=== DATASET RECORDS ===

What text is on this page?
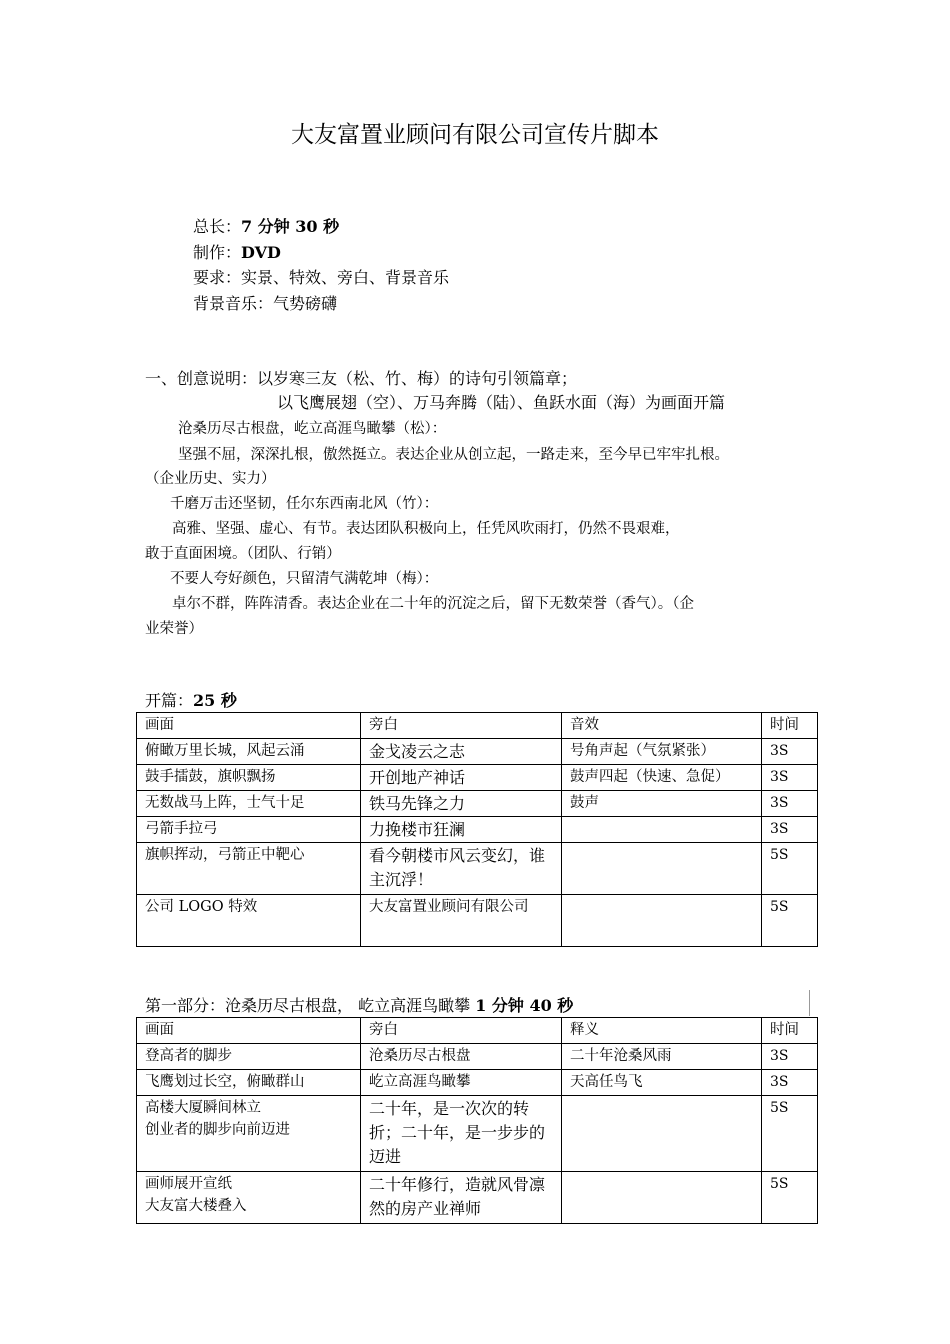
大友富置业顾问有限公司宣传片脚本
总长：7 分钟 30 秒
制作：DVD
要求：实景、特效、旁白、背景音乐
背景音乐：气势磅礴
一、创意说明：以岁寒三友（松、竹、梅）的诗句引领篇章；
以飞鹰展翅（空）、万马奔腾（陆）、鱼跃水面（海）为画面开篇
沧桑历尽古根盘，屹立高涯鸟瞰攀（松）：
坚强不屈，深深扎根，傲然挺立。表达企业从创立起，一路走来，至今早已牢牢扎根。
（企业历史、实力）
千磨万击还坚韧，任尔东西南北风（竹）：
高雅、坚强、虚心、有节。表达团队积极向上，任凭风吹雨打，仍然不畏艰难，
敢于直面困境。（团队、行销）
不要人夸好颜色，只留清气满乾坤（梅）：
卓尔不群，阵阵清香。表达企业在二十年的沉淀之后，留下无数荣誉（香气）。（企
业荣誉）
开篇：25 秒
画面	旁白	音效	时间
俯瞰万里长城，风起云涌	金戈凌云之志	号角声起（气氛紧张）	3S
鼓手擂鼓，旗帜飘扬	开创地产神话	鼓声四起（快速、急促）	3S
无数战马上阵，士气十足	铁马先锋之力	鼓声	3S
弓箭手拉弓	力挽楼市狂澜		3S
旗帜挥动，弓箭正中靶心	看今朝楼市风云变幻，谁主沉浮！		5S
公司 LOGO 特效	大友富置业顾问有限公司		5S
第一部分：沧桑历尽古根盘， 屹立高涯鸟瞰攀 1 分钟 40 秒
画面	旁白	释义	时间
登高者的脚步	沧桑历尽古根盘	二十年沧桑风雨	3S
飞鹰划过长空，俯瞰群山	屹立高涯鸟瞰攀	天高任鸟飞	3S
高楼大厦瞬间林立
创业者的脚步向前迈进	二十年，是一次次的转折；二十年，是一步步的迈进		5S
画师展开宣纸
大友富大楼叠入	二十年修行，造就风骨凛然的房产业禅师		5S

===

• _PROBLEM STATEMENT_:
Omitting all images, retype each line of the records precisely.

• _TASK OUTPUT_:
What text is on this page?
大友富置业顾问有限公司宣传片脚本
总长：7 分钟 30 秒
制作：DVD
要求：实景、特效、旁白、背景音乐
背景音乐：气势磅礴
一、创意说明：以岁寒三友（松、竹、梅）的诗句引领篇章；
以飞鹰展翅（空）、万马奔腾（陆）、鱼跃水面（海）为画面开篇
沧桑历尽古根盘，屹立高涯鸟瞰攀（松）：
坚强不屈，深深扎根，傲然挺立。表达企业从创立起，一路走来，至今早已牢牢扎根。
（企业历史、实力）
千磨万击还坚韧，任尔东西南北风（竹）：
高雅、坚强、虚心、有节。表达团队积极向上，任凭风吹雨打，仍然不畏艰难，
敢于直面困境。（团队、行销）
不要人夸好颜色，只留清气满乾坤（梅）：
卓尔不群，阵阵清香。表达企业在二十年的沉淀之后，留下无数荣誉（香气）。（企
业荣誉）
开篇：25 秒
画面	旁白	音效	时间
俯瞰万里长城，风起云涌	金戈凌云之志	号角声起（气氛紧张）	3S
鼓手擂鼓，旗帜飘扬	开创地产神话	鼓声四起（快速、急促）	3S
无数战马上阵，士气十足	铁马先锋之力	鼓声	3S
弓箭手拉弓	力挽楼市狂澜		3S
旗帜挥动，弓箭正中靶心	看今朝楼市风云变幻，谁主沉浮！		5S
公司 LOGO 特效	大友富置业顾问有限公司		5S
第一部分：沧桑历尽古根盘， 屹立高涯鸟瞰攀 1 分钟 40 秒
画面	旁白	释义	时间
登高者的脚步	沧桑历尽古根盘	二十年沧桑风雨	3S
飞鹰划过长空，俯瞰群山	屹立高涯鸟瞰攀	天高任鸟飞	3S
高楼大厦瞬间林立
创业者的脚步向前迈进	二十年，是一次次的转折；二十年，是一步步的迈进		5S
画师展开宣纸
大友富大楼叠入	二十年修行，造就风骨凛然的房产业禅师		5S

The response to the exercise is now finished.